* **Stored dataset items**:
════════

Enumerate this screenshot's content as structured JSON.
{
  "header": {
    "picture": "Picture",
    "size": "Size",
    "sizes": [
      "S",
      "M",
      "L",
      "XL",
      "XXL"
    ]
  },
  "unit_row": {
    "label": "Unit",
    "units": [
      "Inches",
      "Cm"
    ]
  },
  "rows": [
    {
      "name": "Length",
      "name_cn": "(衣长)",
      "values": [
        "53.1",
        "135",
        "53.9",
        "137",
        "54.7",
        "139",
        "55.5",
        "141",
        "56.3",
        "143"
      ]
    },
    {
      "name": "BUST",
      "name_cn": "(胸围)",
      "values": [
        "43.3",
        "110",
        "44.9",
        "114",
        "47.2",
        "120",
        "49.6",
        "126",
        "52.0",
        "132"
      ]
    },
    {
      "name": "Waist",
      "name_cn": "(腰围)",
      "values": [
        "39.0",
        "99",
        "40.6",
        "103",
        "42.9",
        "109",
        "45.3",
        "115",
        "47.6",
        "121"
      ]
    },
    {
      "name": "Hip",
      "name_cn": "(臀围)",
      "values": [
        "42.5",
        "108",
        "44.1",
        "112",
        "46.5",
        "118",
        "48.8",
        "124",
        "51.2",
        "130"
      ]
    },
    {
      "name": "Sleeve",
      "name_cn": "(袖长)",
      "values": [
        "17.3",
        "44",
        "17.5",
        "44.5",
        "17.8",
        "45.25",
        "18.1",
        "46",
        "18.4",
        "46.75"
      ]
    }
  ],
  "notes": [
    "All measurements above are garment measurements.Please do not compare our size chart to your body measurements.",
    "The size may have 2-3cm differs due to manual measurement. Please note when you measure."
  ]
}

════════

* **TO DO**: Copy, from the material above, each line in which the string "Please" occurs.

* **SOLVED PROBLEM**:
    "All measurements above are garment measurements.Please do not compare our size chart to your body measurements.",
    "The size may have 2-3cm differs due to manual measurement. Please note when you measure."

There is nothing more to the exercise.